• **Stated problem**
Your task is to copy the material exactly.

* Start Records shown *

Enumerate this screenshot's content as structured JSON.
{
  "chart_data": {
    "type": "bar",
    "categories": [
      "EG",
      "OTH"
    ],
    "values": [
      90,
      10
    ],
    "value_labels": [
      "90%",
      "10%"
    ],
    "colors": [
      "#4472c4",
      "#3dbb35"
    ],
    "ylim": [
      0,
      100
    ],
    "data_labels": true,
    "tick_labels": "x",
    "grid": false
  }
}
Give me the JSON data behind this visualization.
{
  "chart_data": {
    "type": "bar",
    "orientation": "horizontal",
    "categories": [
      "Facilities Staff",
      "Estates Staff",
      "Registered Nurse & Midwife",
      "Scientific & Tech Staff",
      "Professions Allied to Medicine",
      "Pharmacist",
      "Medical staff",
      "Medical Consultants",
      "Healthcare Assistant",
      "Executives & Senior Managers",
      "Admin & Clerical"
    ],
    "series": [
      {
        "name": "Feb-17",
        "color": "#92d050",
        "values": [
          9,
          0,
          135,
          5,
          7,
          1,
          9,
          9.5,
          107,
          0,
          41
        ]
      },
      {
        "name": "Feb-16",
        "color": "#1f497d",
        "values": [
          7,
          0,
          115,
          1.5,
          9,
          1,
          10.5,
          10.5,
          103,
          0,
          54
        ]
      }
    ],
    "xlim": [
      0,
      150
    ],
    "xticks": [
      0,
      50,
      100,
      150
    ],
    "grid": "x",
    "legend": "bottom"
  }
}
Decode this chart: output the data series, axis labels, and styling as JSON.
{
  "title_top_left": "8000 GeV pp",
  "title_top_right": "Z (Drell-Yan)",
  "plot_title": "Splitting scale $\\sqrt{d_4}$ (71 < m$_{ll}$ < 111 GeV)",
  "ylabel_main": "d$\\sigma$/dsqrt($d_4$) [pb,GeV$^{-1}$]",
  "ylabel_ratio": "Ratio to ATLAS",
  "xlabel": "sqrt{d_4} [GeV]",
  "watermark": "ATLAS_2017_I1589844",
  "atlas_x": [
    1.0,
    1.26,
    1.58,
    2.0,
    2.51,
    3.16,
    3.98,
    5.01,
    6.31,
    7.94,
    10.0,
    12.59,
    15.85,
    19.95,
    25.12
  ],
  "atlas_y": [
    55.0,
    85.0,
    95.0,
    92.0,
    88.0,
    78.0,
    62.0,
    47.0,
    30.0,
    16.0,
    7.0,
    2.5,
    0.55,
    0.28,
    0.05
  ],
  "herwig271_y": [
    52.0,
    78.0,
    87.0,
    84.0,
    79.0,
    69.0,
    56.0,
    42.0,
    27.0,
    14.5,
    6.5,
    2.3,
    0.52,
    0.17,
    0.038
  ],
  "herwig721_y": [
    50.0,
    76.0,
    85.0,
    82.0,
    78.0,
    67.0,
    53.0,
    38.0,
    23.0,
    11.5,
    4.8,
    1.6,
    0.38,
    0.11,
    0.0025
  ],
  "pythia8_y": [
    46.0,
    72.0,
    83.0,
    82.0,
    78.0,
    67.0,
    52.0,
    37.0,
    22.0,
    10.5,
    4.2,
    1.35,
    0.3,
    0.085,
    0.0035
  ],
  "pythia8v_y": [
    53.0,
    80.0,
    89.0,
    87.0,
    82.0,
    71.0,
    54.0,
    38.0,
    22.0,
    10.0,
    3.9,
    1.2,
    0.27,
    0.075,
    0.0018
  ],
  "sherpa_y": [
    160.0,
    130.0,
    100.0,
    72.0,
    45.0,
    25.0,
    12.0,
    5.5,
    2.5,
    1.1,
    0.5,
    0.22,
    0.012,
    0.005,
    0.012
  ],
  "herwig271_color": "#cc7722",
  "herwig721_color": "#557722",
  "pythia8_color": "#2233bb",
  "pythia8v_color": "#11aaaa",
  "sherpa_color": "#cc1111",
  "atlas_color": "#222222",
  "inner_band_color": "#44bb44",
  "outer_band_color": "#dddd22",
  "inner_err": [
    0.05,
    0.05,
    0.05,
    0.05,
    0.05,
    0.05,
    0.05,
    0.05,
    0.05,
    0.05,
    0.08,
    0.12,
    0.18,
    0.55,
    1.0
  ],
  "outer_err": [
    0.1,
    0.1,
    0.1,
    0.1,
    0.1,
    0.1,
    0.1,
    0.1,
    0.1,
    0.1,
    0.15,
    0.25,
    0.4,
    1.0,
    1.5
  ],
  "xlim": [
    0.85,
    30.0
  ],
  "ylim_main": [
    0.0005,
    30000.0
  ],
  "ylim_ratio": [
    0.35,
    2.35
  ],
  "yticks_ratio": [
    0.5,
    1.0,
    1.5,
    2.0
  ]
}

* End Records shown *

• **Exercise response**
Enumerate this screenshot's content as structured JSON.
{
  "chart_data": {
    "type": "bar",
    "categories": [
      "EG",
      "OTH"
    ],
    "values": [
      90,
      10
    ],
    "value_labels": [
      "90%",
      "10%"
    ],
    "colors": [
      "#4472c4",
      "#3dbb35"
    ],
    "ylim": [
      0,
      100
    ],
    "data_labels": true,
    "tick_labels": "x",
    "grid": false
  }
}
Give me the JSON data behind this visualization.
{
  "chart_data": {
    "type": "bar",
    "orientation": "horizontal",
    "categories": [
      "Facilities Staff",
      "Estates Staff",
      "Registered Nurse & Midwife",
      "Scientific & Tech Staff",
      "Professions Allied to Medicine",
      "Pharmacist",
      "Medical staff",
      "Medical Consultants",
      "Healthcare Assistant",
      "Executives & Senior Managers",
      "Admin & Clerical"
    ],
    "series": [
      {
        "name": "Feb-17",
        "color": "#92d050",
        "values": [
          9,
          0,
          135,
          5,
          7,
          1,
          9,
          9.5,
          107,
          0,
          41
        ]
      },
      {
        "name": "Feb-16",
        "color": "#1f497d",
        "values": [
          7,
          0,
          115,
          1.5,
          9,
          1,
          10.5,
          10.5,
          103,
          0,
          54
        ]
      }
    ],
    "xlim": [
      0,
      150
    ],
    "xticks": [
      0,
      50,
      100,
      150
    ],
    "grid": "x",
    "legend": "bottom"
  }
}
Decode this chart: output the data series, axis labels, and styling as JSON.
{
  "title_top_left": "8000 GeV pp",
  "title_top_right": "Z (Drell-Yan)",
  "plot_title": "Splitting scale $\\sqrt{d_4}$ (71 < m$_{ll}$ < 111 GeV)",
  "ylabel_main": "d$\\sigma$/dsqrt($d_4$) [pb,GeV$^{-1}$]",
  "ylabel_ratio": "Ratio to ATLAS",
  "xlabel": "sqrt{d_4} [GeV]",
  "watermark": "ATLAS_2017_I1589844",
  "atlas_x": [
    1.0,
    1.26,
    1.58,
    2.0,
    2.51,
    3.16,
    3.98,
    5.01,
    6.31,
    7.94,
    10.0,
    12.59,
    15.85,
    19.95,
    25.12
  ],
  "atlas_y": [
    55.0,
    85.0,
    95.0,
    92.0,
    88.0,
    78.0,
    62.0,
    47.0,
    30.0,
    16.0,
    7.0,
    2.5,
    0.55,
    0.28,
    0.05
  ],
  "herwig271_y": [
    52.0,
    78.0,
    87.0,
    84.0,
    79.0,
    69.0,
    56.0,
    42.0,
    27.0,
    14.5,
    6.5,
    2.3,
    0.52,
    0.17,
    0.038
  ],
  "herwig721_y": [
    50.0,
    76.0,
    85.0,
    82.0,
    78.0,
    67.0,
    53.0,
    38.0,
    23.0,
    11.5,
    4.8,
    1.6,
    0.38,
    0.11,
    0.0025
  ],
  "pythia8_y": [
    46.0,
    72.0,
    83.0,
    82.0,
    78.0,
    67.0,
    52.0,
    37.0,
    22.0,
    10.5,
    4.2,
    1.35,
    0.3,
    0.085,
    0.0035
  ],
  "pythia8v_y": [
    53.0,
    80.0,
    89.0,
    87.0,
    82.0,
    71.0,
    54.0,
    38.0,
    22.0,
    10.0,
    3.9,
    1.2,
    0.27,
    0.075,
    0.0018
  ],
  "sherpa_y": [
    160.0,
    130.0,
    100.0,
    72.0,
    45.0,
    25.0,
    12.0,
    5.5,
    2.5,
    1.1,
    0.5,
    0.22,
    0.012,
    0.005,
    0.012
  ],
  "herwig271_color": "#cc7722",
  "herwig721_color": "#557722",
  "pythia8_color": "#2233bb",
  "pythia8v_color": "#11aaaa",
  "sherpa_color": "#cc1111",
  "atlas_color": "#222222",
  "inner_band_color": "#44bb44",
  "outer_band_color": "#dddd22",
  "inner_err": [
    0.05,
    0.05,
    0.05,
    0.05,
    0.05,
    0.05,
    0.05,
    0.05,
    0.05,
    0.05,
    0.08,
    0.12,
    0.18,
    0.55,
    1.0
  ],
  "outer_err": [
    0.1,
    0.1,
    0.1,
    0.1,
    0.1,
    0.1,
    0.1,
    0.1,
    0.1,
    0.1,
    0.15,
    0.25,
    0.4,
    1.0,
    1.5
  ],
  "xlim": [
    0.85,
    30.0
  ],
  "ylim_main": [
    0.0005,
    30000.0
  ],
  "ylim_ratio": [
    0.35,
    2.35
  ],
  "yticks_ratio": [
    0.5,
    1.0,
    1.5,
    2.0
  ]
}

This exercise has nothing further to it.